* [Job]:
Tally the lines of the listing that contain the word "שופך", then give the total and nothing else.

* [Entries]:
★ ★ ★ ★ ★ ★ ★

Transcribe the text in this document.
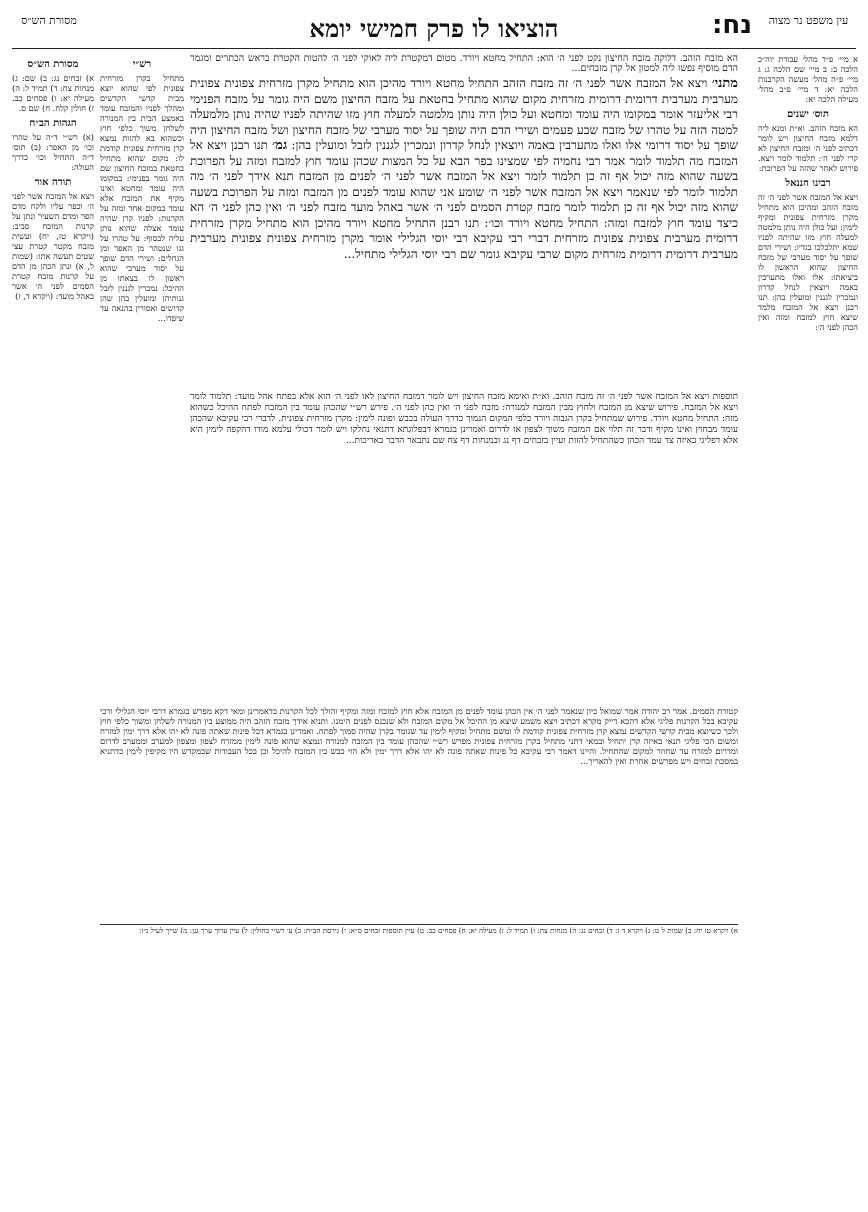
עין משפט נר מצוה
נח:
הוציאו לו פרק חמישי יומא
מסורת הש״ס
א מיי׳ פ״ד מהל׳ עבודת יוה״כ הלכה ב: ב מיי׳ שם הלכה ג: ג מיי׳ פ״ה מהל׳ מעשה הקרבנות הלכה יא: ד מיי׳ פ״ב מהל׳ מעילה הלכה יא:
תוס׳ ישנים
הא מזבח הזהב. וא״ת ומנא ליה דלמא מזבח החיצון ויש לומר דכתיב לפני ה׳ ומזבח החיצון לא קרי לפני ה׳: תלמוד לומר ויצא. פירוש לאחר שהזה על הפרוכת:
רבינו חננאל
ויצא אל המזבח אשר לפני ה׳ זה מזבח הזהב ומהיכן הוא מתחיל מקרן מזרחית צפונית ומקיף לימין: ועל כולן היה נותן מלמטה למעלה חוץ מזו שהיתה לפניו שמא יתלכלכו בגדיו: ושירי הדם שופך על יסוד מערבי של מזבח החיצון שהוא הראשון לו ביציאתו: אלו ואלו מתערבין באמה ויוצאין לנחל קדרון ונמכרין לגננין ומועלין בהן: תנו רבנן ויצא אל המזבח מלמד שיצא חוץ למזבח ומזה ואין הכהן לפני ה׳:
מסורת הש״ס
א) זבחים נג: ב) שם: ג) מנחות צח: ד) תמיד ל: ה) מעילה יא: ו) פסחים כב. ז) חולין קלח. ח) שם ס.
הגהות הב״ח
(א) רש״י ד״ה על טהרו וכו׳ מן האפר: (ב) תוס׳ ד״ה התחיל וכו׳ כדרך העולה:
תורה אור
ויצא אל המזבח אשר לפני ה׳ וכפר עליו ולקח מדם הפר ומדם השעיר ונתן על קרנות המזבח סביב: (ויקרא טז, יח) ועשית מזבח מקטר קטרת עצי שטים תעשה אתו: (שמות ל, א) ונתן הכהן מן הדם על קרנות מזבח קטרת הסמים לפני ה׳ אשר באהל מועד: (ויקרא ד, ז)
רש״י
מתחיל בקרן מזרחית צפונית לפי שהוא יוצא מבית קדשי הקדשים ומהלך לפניו והמזבח עומד באמצע הבית בין המנורה לשלחן משוך כלפי חוץ וכשהוא בא להזות נמצא קרן מזרחית צפונית קודמת לו: מקום שהוא מתחיל בחטאת במזבח החיצון שם היה גומר בפנימי: במקומו היה עומד ומחטא ואינו מקיף את המזבח אלא עומד במקום אחד ומזה על הקרנות: לפניו קרן שהיה עומד אצלה שהוא נותן עליה לבסוף: על טהרו על גגו שנטהר מן האפר ומן הגחלים: ושירי הדם שופך על יסוד מערבי שהוא ראשון לו בצאתו מן ההיכל: נמכרין לגננין לזבל גנותיהן ומועלין בהן שהן קדושים ואסורין בהנאה עד שיפדו...
הא מזבח הזהב. דלוקה מזבח החיצון נקט לפני ה׳ הוא: התחיל מחטא ויורד. מטום דמקטרת ליה לאוקי לפני ה׳ להטות הקטרת בראש הכתרים ומגמר הדם מוסיף נפשו ליה למטון אל קרן מזבחים...
מתני׳ ויצא אל המזבח אשר לפני ה׳ זה מזבח הזהב התחיל מחטא ויורד מהיכן הוא מתחיל מקרן מזרחית צפונית צפונית מערבית מערבית דרומית דרומית מזרחית מקום שהוא מתחיל בחטאת על מזבח החיצון משם היה גומר על מזבח הפנימי רבי אליעזר אומר במקומו היה עומד ומחטא ועל כולן היה נותן מלמטה למעלה חוץ מזו שהיתה לפניו שהיה נותן מלמעלה למטה הזה על טהרו של מזבח שבע פעמים ושירי הדם היה שופך על יסוד מערבי של מזבח החיצון ושל מזבח החיצון היה שופך על יסוד דרומי אלו ואלו מתערבין באמה ויוצאין לנחל קדרון ונמכרין לגננין לזבל ומועלין בהן: גמ׳ תנו רבנן ויצא אל המזבח מה תלמוד לומר אמר רבי נחמיה לפי שמצינו בפר הבא על כל המצות שכהן עומד חוץ למזבח ומזה על הפרוכת בשעה שהוא מזה יכול אף זה כן תלמוד לומר ויצא אל המזבח אשר לפני ה׳ לפנים מן המזבח תנא אידך לפני ה׳ מה תלמוד לומר לפי שנאמר ויצא אל המזבח אשר לפני ה׳ שומע אני שהוא עומד לפנים מן המזבח ומזה על הפרוכת בשעה שהוא מזה יכול אף זה כן תלמוד לומר מזבח קטרת הסמים לפני ה׳ אשר באהל מועד מזבח לפני ה׳ ואין כהן לפני ה׳ הא כיצד עומד חוץ למזבח ומזה: התחיל מחטא ויורד וכו׳: תנו רבנן התחיל מחטא ויורד מהיכן הוא מתחיל מקרן מזרחית דרומית מערבית צפונית צפונית מזרחית דברי רבי עקיבא רבי יוסי הגלילי אומר מקרן מזרחית צפונית צפונית מערבית מערבית דרומית דרומית מזרחית מקום שרבי עקיבא גומר שם רבי יוסי הגלילי מתחיל...
תוספות ויצא אל המזבח אשר לפני ה׳ זה מזבח הזהב. וא״ת ואימא מזבח החיצון ויש לומר דמזבח החיצון לאו לפני ה׳ הוא אלא בפתח אהל מועד: תלמוד לומר ויצא אל המזבח. פירוש שיצא מן המזבח ולחוץ מבין המזבח למנורה: מזבח לפני ה׳ ואין כהן לפני ה׳. פירש רש״י שהכהן עומד בין המזבח לפתח ההיכל כשהוא מזה: התחיל מחטא ויורד. פירוש שמתחיל בקרן הגבוה ויורד כלפי המקום הנמוך כדרך העולה בכבש ופונה לימין: מקרן מזרחית צפונית. לדברי רבי עקיבא שהכהן עומד מבחוץ ואינו מקיף ודבר זה תלוי אם המזבח משוך לצפון או לדרום ואמרינן בגמרא דבפלוגתא דתנאי נחלקו ויש לומר דכולי עלמא מודו דהקפה לימין היא אלא דפליגי באיזה צד עמד הכהן כשהתחיל להזות ועיין בזבחים דף נג ובמנחות דף צח שם נתבאר הדבר באריכות...
קטורת הסמים. אמר רב יהודה אמר שמואל כיון שנאמר לפני ה׳ אין הכהן עומד לפנים מן המזבח אלא חוץ למזבח ומזה ומקיף והולך לכל הקרנות כדאמרינן ומאי דקא מפרש בגמרא דרבי יוסי הגלילי ורבי עקיבא בכל הקרנות פליגי אלא דהכא דייק מקרא דכתיב ויצא משמע שיצא מן ההיכל אל מקום המזבח ולא שנכנס לפנים הימנו. ותניא אידך מזבח הזהב היה ממוצע בין המנורה לשלחן ומשוך כלפי חוץ ולכך כשיוצא מבית קדשי הקדשים נמצא קרן מזרחית צפונית קודמת לו ומשם מתחיל ומקיף לימין עד שגומר בקרן שהיה סמוך לפתח. ואמרינן בגמרא דכל פינות שאתה פונה לא יהו אלא דרך ימין למזרח ומשום הכי פליגי תנאי באיזה קרן יתחיל ובמאי דתני מתחיל בקרן מזרחית צפונית מפרש רש״י שהכהן עומד בין המזבח למנורה ונמצא שהוא פונה לימין ממזרח לצפון ומצפון למערב וממערב לדרום ומדרום למזרח עד שחוזר למקום שהתחיל. והיינו דאמר רבי עקיבא כל פינות שאתה פונה לא יהו אלא דרך ימין ולא הוי כבש בין המזבח להיכל וכן בכל העבודות שבמקדש היו מקיפין לימין כדתניא במסכת זבחים ויש מפרשים אחרת ואין להאריך...
א) ויקרא טז יח: ב) שמות ל ט: ג) ויקרא ד ז: ד) זבחים נג: ה) מנחות צח: ו) תמיד ל: ז) מעילה יא: ח) פסחים כב. ט) עיין תוספות זבחים ס״א: י) גירסת הב״ח: כ) ע׳ רש״י בחולין: ל) עיין ערוך ערך גנן: מ) שייך לעיל נ״ז:
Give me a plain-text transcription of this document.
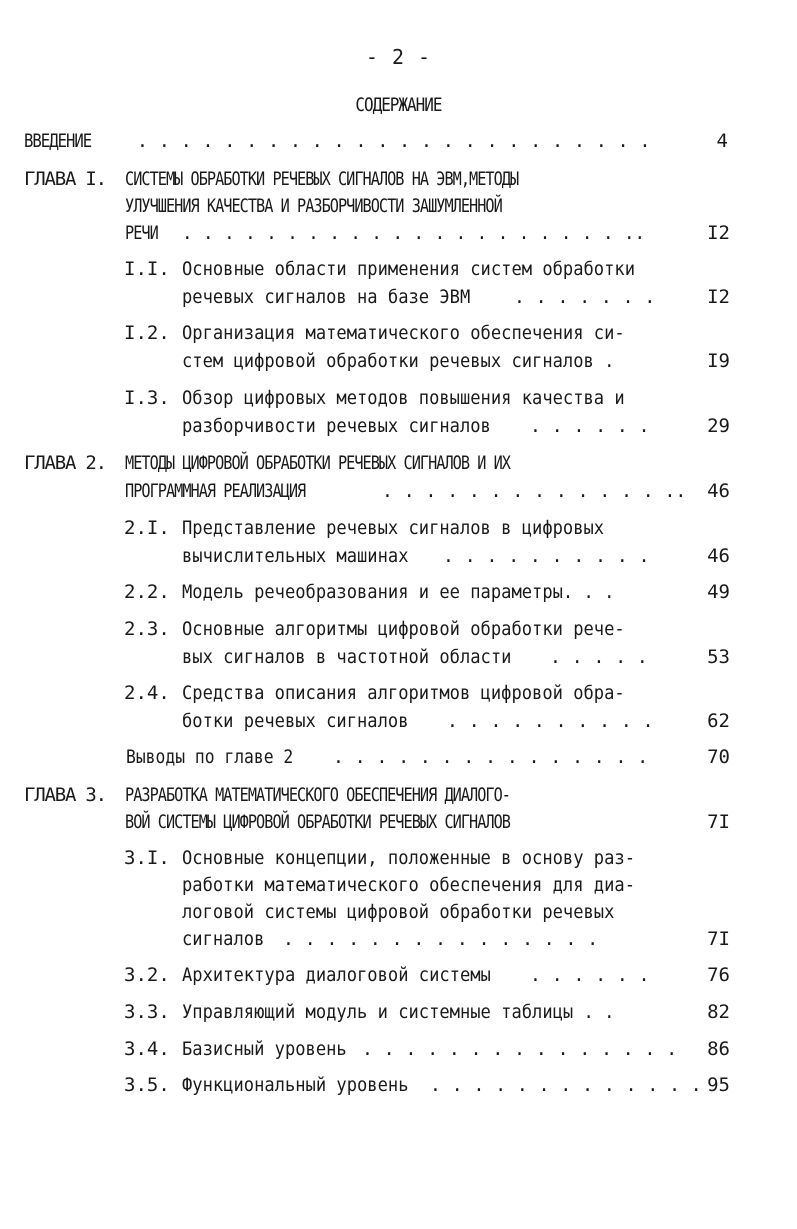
- 2 -
СОДЕРЖАНИЕ
ВВЕДЕНИЕ . . . . . . . . . . . . . . . . . . . . . . . .	4
ГЛАВА I. СИСТЕМЫ ОБРАБОТКИ РЕЧЕВЫХ СИГНАЛОВ НА ЭВМ,МЕТОДЫ
УЛУЧШЕНИЯ КАЧЕСТВА И РАЗБОРЧИВОСТИ ЗАШУМЛЕННОЙ
РЕЧИ . . . . . . . . . . . . . . . . . . . . . ..	I2
I.I. Основные области применения систем обработки
речевых сигналов на базе ЭВМ . . . . . . .	I2
I.2. Организация математического обеспечения си-
стем цифровой обработки речевых сигналов .	I9
I.3. Обзор цифровых методов повышения качества и
разборчивости речевых сигналов . . . . . .	29
ГЛАВА 2. МЕТОДЫ ЦИФРОВОЙ ОБРАБОТКИ РЕЧЕВЫХ СИГНАЛОВ И ИХ
ПРОГРАММНАЯ РЕАЛИЗАЦИЯ	. . . . . . . . . . . . . ..	46
2.I. Представление речевых сигналов в цифровых
вычислительных машинах . . . . . . . . . .	46
2.2. Модель речеобразования и ее параметры. . .	49
2.3. Основные алгоритмы цифровой обработки рече-
вых сигналов в частотной области . . . . .	53
2.4. Средства описания алгоритмов цифровой обра-
ботки речевых сигналов . . . . . . . . . .	62
Выводы по главе 2 . . . . . . . . . . . . . . .	70
ГЛАВА 3. РАЗРАБОТКА МАТЕМАТИЧЕСКОГО ОБЕСПЕЧЕНИЯ ДИАЛОГО-
ВОЙ СИСТЕМЫ ЦИФРОВОЙ ОБРАБОТКИ РЕЧЕВЫХ СИГНАЛОВ	7I
3.I. Основные концепции, положенные в основу раз-
работки математического обеспечения для диа-
логовой системы цифровой обработки речевых
сигналов . . . . . . . . . . . . . . .	7I
3.2. Архитектура диалоговой системы . . . . . .	76
3.3. Управляющий модуль и системные таблицы . .	82
3.4. Базисный уровень . . . . . . . . . . . . . . .	86
3.5. Функциональный уровень . . . . . . . . . . . . . 95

★ ★ ★ ★ ★ ★ ★

* [Finished exercise]:
3